■ Requirement
A faithful copy without images is required: write out all the records exactly.

■ Records for processing
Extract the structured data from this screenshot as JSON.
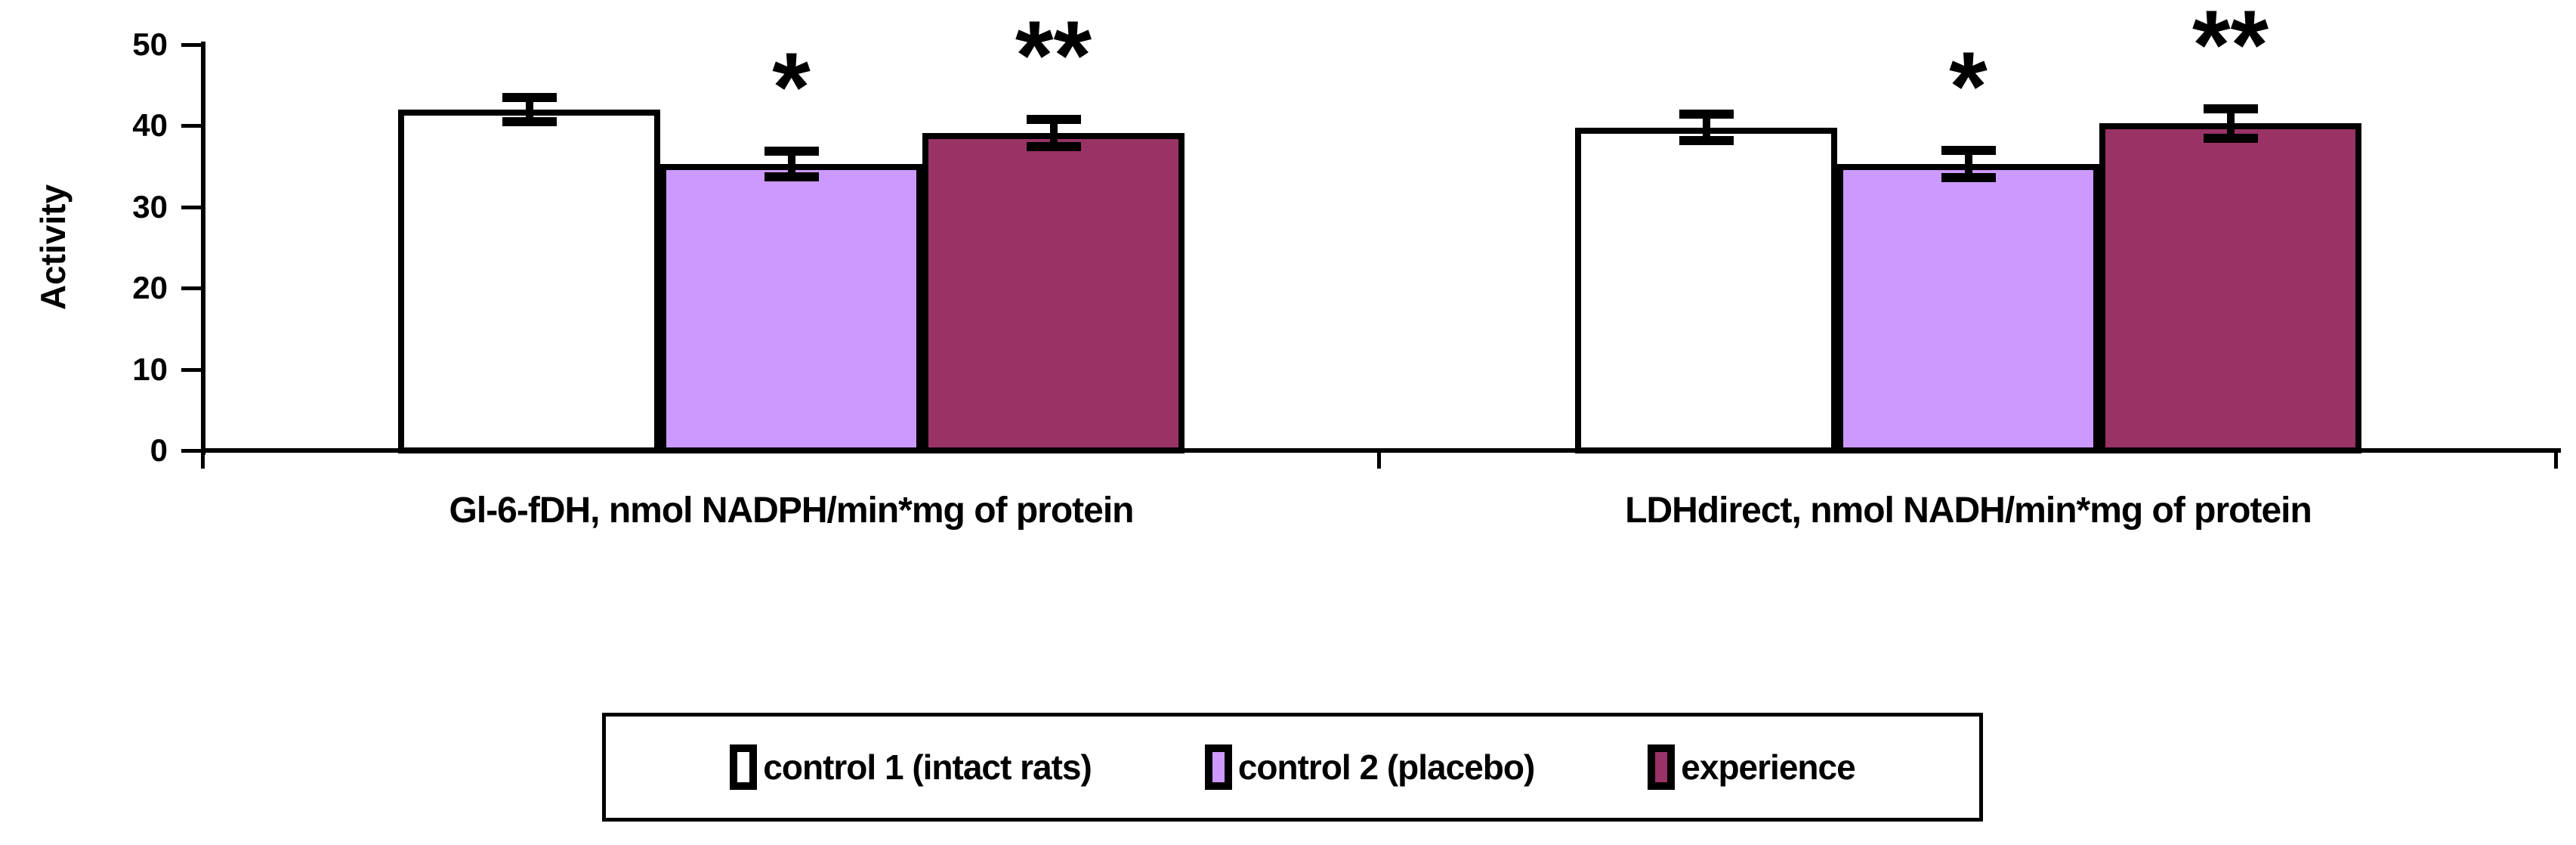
{
  "chart_data": {
    "type": "bar",
    "title": "",
    "xlabel": "",
    "ylabel": "Activity",
    "ylim": [
      0,
      50
    ],
    "yticks": [
      0,
      10,
      20,
      30,
      40,
      50
    ],
    "grid": false,
    "legend_position": "bottom",
    "categories": [
      "Gl-6-fDH, nmol NADPH/min*mg of protein",
      "LDHdirect, nmol NADH/min*mg of protein"
    ],
    "series": [
      {
        "name": "control 1 (intact rats)",
        "fill": "#FFFFFF",
        "values": [
          42.0,
          39.8
        ],
        "errors": [
          1.5,
          1.6
        ],
        "annotation": ""
      },
      {
        "name": "control 2 (placebo)",
        "fill": "#CC99FF",
        "values": [
          35.3,
          35.3
        ],
        "errors": [
          1.6,
          1.7
        ],
        "annotation": "*"
      },
      {
        "name": "experience",
        "fill": "#993366",
        "values": [
          39.1,
          40.3
        ],
        "errors": [
          1.7,
          1.8
        ],
        "annotation": "**"
      }
    ],
    "annotations_meaning": [
      "*",
      "**"
    ],
    "colors": {
      "bar_border": "#000000",
      "axis": "#000000",
      "text": "#000000",
      "background": "#FFFFFF"
    }
  }
}
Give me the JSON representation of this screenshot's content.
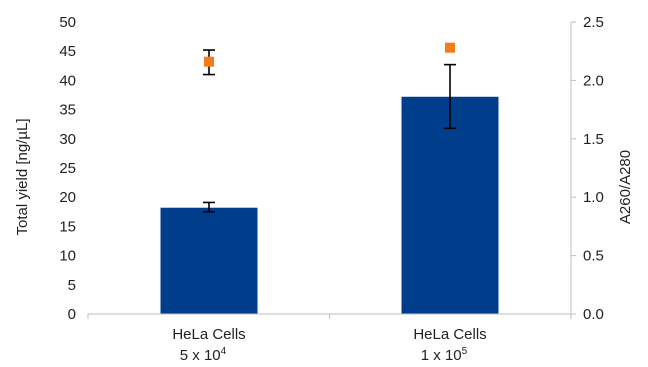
{
  "chart_data": {
    "type": "bar",
    "categories": [
      {
        "line1": "HeLa Cells",
        "line2_base": "5 x 10",
        "line2_exp": "4"
      },
      {
        "line1": "HeLa Cells",
        "line2_base": "1 x 10",
        "line2_exp": "5"
      }
    ],
    "series": [
      {
        "kind": "bar",
        "axis": "left",
        "values": [
          18.2,
          37.2
        ],
        "error_low": [
          17.5,
          31.8
        ],
        "error_high": [
          19.1,
          42.7
        ],
        "color": "#003e8c"
      },
      {
        "kind": "scatter",
        "axis": "right",
        "values": [
          2.16,
          2.28
        ],
        "error_low": [
          2.05,
          null
        ],
        "error_high": [
          2.26,
          null
        ],
        "marker": "square",
        "color": "#f07d1a"
      }
    ],
    "y_left": {
      "label": "Total yield [ng/µL]",
      "ylim": [
        0,
        50
      ],
      "ticks": [
        "0",
        "5",
        "10",
        "15",
        "20",
        "25",
        "30",
        "35",
        "40",
        "45",
        "50"
      ]
    },
    "y_right": {
      "label": "A260/A280",
      "ylim": [
        0,
        2.5
      ],
      "ticks": [
        "0.0",
        "0.5",
        "1.0",
        "1.5",
        "2.0",
        "2.5"
      ]
    },
    "grid": false,
    "legend": "none",
    "axis_color": "#bfbfbf",
    "error_bar_color": "#000000"
  }
}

■ Solution to this exercise
Extract the structured data from this screenshot as JSON.
{
  "chart_data": {
    "type": "bar",
    "title": "",
    "xlabel": "",
    "ylabel": "Activity",
    "ylim": [
      0,
      50
    ],
    "yticks": [
      0,
      10,
      20,
      30,
      40,
      50
    ],
    "grid": false,
    "legend_position": "bottom",
    "categories": [
      "Gl-6-fDH, nmol NADPH/min*mg of protein",
      "LDHdirect, nmol NADH/min*mg of protein"
    ],
    "series": [
      {
        "name": "control 1 (intact rats)",
        "fill": "#FFFFFF",
        "values": [
          42.0,
          39.8
        ],
        "errors": [
          1.5,
          1.6
        ],
        "annotation": ""
      },
      {
        "name": "control 2 (placebo)",
        "fill": "#CC99FF",
        "values": [
          35.3,
          35.3
        ],
        "errors": [
          1.6,
          1.7
        ],
        "annotation": "*"
      },
      {
        "name": "experience",
        "fill": "#993366",
        "values": [
          39.1,
          40.3
        ],
        "errors": [
          1.7,
          1.8
        ],
        "annotation": "**"
      }
    ],
    "annotations_meaning": [
      "*",
      "**"
    ],
    "colors": {
      "bar_border": "#000000",
      "axis": "#000000",
      "text": "#000000",
      "background": "#FFFFFF"
    }
  }
}
Give me the JSON representation of this screenshot's content.
{
  "chart_data": {
    "type": "bar",
    "categories": [
      {
        "line1": "HeLa Cells",
        "line2_base": "5 x 10",
        "line2_exp": "4"
      },
      {
        "line1": "HeLa Cells",
        "line2_base": "1 x 10",
        "line2_exp": "5"
      }
    ],
    "series": [
      {
        "kind": "bar",
        "axis": "left",
        "values": [
          18.2,
          37.2
        ],
        "error_low": [
          17.5,
          31.8
        ],
        "error_high": [
          19.1,
          42.7
        ],
        "color": "#003e8c"
      },
      {
        "kind": "scatter",
        "axis": "right",
        "values": [
          2.16,
          2.28
        ],
        "error_low": [
          2.05,
          null
        ],
        "error_high": [
          2.26,
          null
        ],
        "marker": "square",
        "color": "#f07d1a"
      }
    ],
    "y_left": {
      "label": "Total yield [ng/µL]",
      "ylim": [
        0,
        50
      ],
      "ticks": [
        "0",
        "5",
        "10",
        "15",
        "20",
        "25",
        "30",
        "35",
        "40",
        "45",
        "50"
      ]
    },
    "y_right": {
      "label": "A260/A280",
      "ylim": [
        0,
        2.5
      ],
      "ticks": [
        "0.0",
        "0.5",
        "1.0",
        "1.5",
        "2.0",
        "2.5"
      ]
    },
    "grid": false,
    "legend": "none",
    "axis_color": "#bfbfbf",
    "error_bar_color": "#000000"
  }
}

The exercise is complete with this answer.